Material shown:
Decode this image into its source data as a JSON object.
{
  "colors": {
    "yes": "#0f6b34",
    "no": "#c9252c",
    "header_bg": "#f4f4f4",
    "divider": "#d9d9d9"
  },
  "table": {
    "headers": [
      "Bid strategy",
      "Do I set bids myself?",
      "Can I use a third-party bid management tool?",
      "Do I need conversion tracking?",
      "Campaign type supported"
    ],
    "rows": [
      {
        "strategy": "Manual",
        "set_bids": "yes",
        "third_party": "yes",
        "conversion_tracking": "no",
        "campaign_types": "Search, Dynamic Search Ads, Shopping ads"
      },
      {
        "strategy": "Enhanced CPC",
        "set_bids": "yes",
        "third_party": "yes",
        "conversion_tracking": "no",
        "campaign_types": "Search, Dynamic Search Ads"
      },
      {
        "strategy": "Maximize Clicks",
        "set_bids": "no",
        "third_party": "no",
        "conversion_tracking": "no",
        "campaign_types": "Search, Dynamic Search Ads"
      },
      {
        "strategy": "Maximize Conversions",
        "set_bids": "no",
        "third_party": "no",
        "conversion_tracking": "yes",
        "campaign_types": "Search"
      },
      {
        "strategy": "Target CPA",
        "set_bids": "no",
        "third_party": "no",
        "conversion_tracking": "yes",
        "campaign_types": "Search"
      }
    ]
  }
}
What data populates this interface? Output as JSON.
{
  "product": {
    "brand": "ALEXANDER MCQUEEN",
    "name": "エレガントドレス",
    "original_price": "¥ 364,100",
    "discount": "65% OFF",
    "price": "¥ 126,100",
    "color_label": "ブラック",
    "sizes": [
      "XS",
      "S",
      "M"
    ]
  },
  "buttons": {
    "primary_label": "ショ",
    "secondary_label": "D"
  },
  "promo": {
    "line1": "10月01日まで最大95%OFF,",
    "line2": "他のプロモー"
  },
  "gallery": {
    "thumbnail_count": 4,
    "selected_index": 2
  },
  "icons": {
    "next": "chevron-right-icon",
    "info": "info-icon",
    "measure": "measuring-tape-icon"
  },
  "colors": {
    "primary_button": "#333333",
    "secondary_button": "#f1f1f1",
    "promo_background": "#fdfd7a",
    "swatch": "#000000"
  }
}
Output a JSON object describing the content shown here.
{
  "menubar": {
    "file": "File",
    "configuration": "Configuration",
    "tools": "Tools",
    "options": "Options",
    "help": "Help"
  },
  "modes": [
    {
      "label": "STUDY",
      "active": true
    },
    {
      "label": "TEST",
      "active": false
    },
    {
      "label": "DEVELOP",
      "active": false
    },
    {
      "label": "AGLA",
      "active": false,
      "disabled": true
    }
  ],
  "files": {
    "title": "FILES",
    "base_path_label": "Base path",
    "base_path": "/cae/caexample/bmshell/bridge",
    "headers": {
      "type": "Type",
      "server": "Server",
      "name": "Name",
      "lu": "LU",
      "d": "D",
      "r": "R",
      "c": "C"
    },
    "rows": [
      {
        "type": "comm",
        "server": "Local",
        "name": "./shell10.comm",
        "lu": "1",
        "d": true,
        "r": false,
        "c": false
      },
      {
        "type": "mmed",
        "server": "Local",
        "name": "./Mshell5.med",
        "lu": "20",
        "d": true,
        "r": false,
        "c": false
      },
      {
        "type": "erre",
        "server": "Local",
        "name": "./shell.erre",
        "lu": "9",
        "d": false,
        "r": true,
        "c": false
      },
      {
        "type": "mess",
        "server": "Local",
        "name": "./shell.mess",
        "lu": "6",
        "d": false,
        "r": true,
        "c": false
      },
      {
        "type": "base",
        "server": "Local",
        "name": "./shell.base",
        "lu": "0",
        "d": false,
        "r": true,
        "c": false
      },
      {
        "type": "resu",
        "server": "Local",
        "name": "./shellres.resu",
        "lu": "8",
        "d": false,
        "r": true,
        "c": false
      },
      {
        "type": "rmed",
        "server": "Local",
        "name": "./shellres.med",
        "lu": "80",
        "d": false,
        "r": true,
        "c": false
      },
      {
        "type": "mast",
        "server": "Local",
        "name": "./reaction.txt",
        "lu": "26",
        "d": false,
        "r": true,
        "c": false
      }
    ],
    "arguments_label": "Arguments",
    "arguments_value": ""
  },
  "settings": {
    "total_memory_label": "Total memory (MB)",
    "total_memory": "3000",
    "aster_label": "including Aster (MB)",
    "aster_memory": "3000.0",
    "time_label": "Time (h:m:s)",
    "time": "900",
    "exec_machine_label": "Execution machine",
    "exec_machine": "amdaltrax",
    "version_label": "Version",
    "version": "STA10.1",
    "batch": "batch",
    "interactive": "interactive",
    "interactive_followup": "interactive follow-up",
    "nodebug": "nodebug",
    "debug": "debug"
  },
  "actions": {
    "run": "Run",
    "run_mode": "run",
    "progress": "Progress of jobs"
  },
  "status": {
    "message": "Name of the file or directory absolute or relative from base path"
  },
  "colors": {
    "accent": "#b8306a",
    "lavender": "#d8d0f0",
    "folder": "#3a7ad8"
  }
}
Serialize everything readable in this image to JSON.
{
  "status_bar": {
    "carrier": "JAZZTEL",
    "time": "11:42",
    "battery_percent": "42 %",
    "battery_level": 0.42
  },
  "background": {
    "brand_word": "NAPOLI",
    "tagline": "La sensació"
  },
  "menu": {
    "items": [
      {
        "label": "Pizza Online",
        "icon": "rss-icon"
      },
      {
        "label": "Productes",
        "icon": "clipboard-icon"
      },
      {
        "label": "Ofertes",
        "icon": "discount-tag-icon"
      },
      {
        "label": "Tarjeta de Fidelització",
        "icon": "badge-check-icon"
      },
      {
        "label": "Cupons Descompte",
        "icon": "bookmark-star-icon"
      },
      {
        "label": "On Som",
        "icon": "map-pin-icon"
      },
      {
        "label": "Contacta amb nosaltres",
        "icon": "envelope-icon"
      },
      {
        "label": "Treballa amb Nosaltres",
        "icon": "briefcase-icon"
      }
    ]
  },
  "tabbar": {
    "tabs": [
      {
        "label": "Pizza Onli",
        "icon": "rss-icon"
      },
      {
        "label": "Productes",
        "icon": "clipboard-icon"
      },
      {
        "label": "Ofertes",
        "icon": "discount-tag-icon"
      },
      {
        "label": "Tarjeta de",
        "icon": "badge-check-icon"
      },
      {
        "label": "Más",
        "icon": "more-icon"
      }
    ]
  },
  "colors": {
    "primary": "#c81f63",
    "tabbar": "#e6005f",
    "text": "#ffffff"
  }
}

Task directions: Each line from the one with "Serialize everything readable" through the last line of the records must be written out word for word. Include nothing else.

Full answer:
Serialize everything readable in this image to JSON.
{
  "status_bar": {
    "carrier": "JAZZTEL",
    "time": "11:42",
    "battery_percent": "42 %",
    "battery_level": 0.42
  },
  "background": {
    "brand_word": "NAPOLI",
    "tagline": "La sensació"
  },
  "menu": {
    "items": [
      {
        "label": "Pizza Online",
        "icon": "rss-icon"
      },
      {
        "label": "Productes",
        "icon": "clipboard-icon"
      },
      {
        "label": "Ofertes",
        "icon": "discount-tag-icon"
      },
      {
        "label": "Tarjeta de Fidelització",
        "icon": "badge-check-icon"
      },
      {
        "label": "Cupons Descompte",
        "icon": "bookmark-star-icon"
      },
      {
        "label": "On Som",
        "icon": "map-pin-icon"
      },
      {
        "label": "Contacta amb nosaltres",
        "icon": "envelope-icon"
      },
      {
        "label": "Treballa amb Nosaltres",
        "icon": "briefcase-icon"
      }
    ]
  },
  "tabbar": {
    "tabs": [
      {
        "label": "Pizza Onli",
        "icon": "rss-icon"
      },
      {
        "label": "Productes",
        "icon": "clipboard-icon"
      },
      {
        "label": "Ofertes",
        "icon": "discount-tag-icon"
      },
      {
        "label": "Tarjeta de",
        "icon": "badge-check-icon"
      },
      {
        "label": "Más",
        "icon": "more-icon"
      }
    ]
  },
  "colors": {
    "primary": "#c81f63",
    "tabbar": "#e6005f",
    "text": "#ffffff"
  }
}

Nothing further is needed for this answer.